→ Given task: Locate the string "filter" in the listing below. Copy every line where it is found.

→ Dataset records:
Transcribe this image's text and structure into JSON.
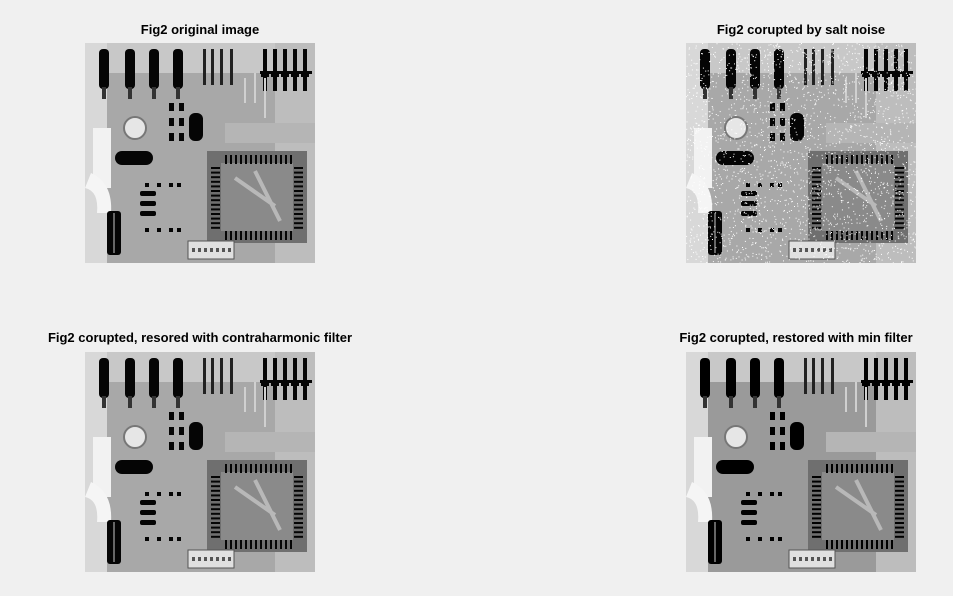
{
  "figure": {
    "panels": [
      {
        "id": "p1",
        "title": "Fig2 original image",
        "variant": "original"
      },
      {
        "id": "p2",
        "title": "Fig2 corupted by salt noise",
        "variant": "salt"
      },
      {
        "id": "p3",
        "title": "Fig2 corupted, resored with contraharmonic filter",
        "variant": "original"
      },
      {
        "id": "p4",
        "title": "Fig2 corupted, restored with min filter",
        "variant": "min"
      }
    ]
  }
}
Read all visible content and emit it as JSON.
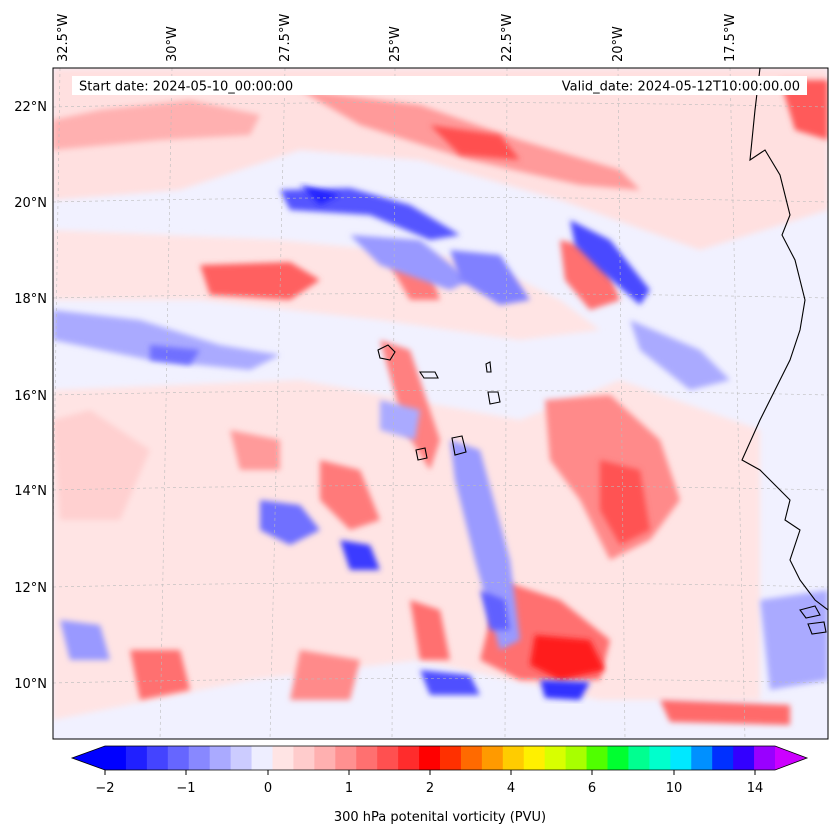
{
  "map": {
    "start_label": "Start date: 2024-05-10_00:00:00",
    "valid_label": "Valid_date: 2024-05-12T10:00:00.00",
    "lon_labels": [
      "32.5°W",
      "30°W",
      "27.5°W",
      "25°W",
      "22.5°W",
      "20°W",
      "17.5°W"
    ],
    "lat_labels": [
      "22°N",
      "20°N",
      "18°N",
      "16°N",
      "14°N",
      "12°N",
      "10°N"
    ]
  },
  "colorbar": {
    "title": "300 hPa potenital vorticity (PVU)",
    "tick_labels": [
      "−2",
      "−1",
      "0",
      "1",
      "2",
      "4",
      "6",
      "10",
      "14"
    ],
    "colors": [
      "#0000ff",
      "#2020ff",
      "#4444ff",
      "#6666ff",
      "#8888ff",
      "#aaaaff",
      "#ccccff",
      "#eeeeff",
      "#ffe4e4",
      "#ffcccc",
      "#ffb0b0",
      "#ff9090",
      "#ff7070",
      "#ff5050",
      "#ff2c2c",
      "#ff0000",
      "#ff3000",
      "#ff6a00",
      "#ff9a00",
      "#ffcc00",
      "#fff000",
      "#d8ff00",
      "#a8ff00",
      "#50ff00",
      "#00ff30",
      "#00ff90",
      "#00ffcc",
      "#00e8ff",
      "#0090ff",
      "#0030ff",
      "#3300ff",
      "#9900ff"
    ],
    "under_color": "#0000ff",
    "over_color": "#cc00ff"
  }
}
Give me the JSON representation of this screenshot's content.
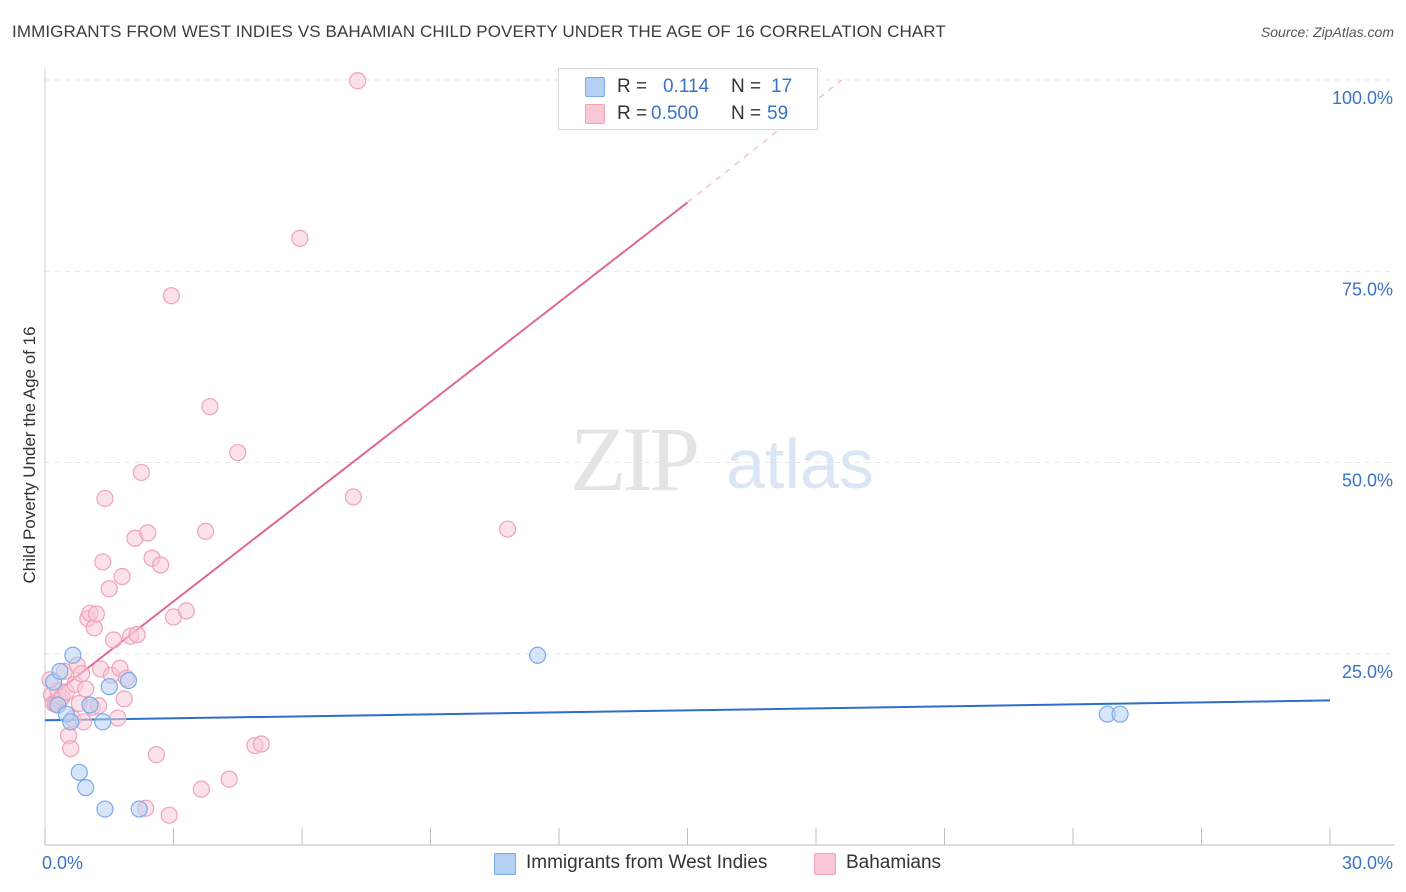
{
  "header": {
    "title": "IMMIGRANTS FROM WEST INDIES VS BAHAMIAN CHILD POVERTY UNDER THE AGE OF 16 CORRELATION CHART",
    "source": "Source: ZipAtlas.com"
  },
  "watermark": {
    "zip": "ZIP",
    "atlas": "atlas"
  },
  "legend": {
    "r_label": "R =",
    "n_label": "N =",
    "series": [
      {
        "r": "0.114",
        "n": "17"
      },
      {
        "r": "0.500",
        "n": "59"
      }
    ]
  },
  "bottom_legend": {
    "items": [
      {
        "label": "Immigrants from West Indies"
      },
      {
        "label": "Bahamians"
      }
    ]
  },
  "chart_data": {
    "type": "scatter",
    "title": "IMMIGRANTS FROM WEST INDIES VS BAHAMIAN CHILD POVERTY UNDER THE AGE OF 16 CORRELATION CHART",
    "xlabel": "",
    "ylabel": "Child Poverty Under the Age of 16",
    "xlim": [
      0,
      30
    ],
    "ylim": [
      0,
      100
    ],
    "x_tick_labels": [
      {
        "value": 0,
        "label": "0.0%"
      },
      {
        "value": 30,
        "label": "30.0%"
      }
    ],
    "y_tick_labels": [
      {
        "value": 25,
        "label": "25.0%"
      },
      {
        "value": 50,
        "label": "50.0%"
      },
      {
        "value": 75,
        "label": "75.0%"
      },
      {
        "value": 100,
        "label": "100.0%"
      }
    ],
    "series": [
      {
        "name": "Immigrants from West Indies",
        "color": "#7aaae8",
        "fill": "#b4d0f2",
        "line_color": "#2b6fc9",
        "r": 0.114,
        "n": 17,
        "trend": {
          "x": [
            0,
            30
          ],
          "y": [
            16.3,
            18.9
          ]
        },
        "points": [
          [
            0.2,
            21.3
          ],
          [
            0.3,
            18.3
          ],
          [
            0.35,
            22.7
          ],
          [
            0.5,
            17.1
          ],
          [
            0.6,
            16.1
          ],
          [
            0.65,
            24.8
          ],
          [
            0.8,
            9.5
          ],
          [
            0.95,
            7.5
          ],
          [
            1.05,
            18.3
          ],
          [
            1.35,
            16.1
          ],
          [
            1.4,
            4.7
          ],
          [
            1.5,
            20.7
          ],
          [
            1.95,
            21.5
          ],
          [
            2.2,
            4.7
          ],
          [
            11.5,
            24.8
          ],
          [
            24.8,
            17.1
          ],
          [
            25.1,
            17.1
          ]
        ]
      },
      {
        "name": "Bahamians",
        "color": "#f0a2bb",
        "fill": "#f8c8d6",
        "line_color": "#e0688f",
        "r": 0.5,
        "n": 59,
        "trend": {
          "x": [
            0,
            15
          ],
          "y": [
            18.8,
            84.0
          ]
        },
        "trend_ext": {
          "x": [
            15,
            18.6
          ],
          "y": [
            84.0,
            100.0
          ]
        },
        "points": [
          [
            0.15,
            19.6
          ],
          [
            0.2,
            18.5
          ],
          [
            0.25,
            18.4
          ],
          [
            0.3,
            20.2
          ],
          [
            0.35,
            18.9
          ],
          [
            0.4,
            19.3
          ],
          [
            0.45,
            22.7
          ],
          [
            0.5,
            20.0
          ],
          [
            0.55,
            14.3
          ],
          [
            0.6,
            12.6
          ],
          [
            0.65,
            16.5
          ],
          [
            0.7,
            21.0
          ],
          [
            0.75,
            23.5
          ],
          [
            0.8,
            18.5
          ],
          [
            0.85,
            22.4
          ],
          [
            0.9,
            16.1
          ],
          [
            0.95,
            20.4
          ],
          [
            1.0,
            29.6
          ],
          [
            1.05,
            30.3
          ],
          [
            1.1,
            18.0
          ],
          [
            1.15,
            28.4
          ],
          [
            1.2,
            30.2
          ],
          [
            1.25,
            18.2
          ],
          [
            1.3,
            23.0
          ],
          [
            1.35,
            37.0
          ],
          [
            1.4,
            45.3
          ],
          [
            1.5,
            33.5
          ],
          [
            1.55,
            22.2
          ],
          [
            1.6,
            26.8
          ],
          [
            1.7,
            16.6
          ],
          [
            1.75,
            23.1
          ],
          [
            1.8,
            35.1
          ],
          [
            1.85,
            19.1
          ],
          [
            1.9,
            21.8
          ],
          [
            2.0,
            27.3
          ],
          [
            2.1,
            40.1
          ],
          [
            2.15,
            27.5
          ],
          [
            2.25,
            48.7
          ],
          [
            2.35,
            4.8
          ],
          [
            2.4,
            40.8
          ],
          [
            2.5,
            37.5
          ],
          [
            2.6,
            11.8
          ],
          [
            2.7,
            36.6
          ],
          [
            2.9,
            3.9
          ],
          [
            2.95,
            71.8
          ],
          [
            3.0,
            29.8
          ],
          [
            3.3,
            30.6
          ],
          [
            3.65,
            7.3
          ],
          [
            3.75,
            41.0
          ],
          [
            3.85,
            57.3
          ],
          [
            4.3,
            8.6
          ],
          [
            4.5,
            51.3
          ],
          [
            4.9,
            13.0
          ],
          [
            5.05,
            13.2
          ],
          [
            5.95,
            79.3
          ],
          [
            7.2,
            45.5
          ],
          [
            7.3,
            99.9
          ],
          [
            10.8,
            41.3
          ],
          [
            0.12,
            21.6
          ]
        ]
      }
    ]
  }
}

→ Response:
        "title": "Fig2 corupted, resored with contraharmonic filter",
        "title": "Fig2 corupted, restored with min filter",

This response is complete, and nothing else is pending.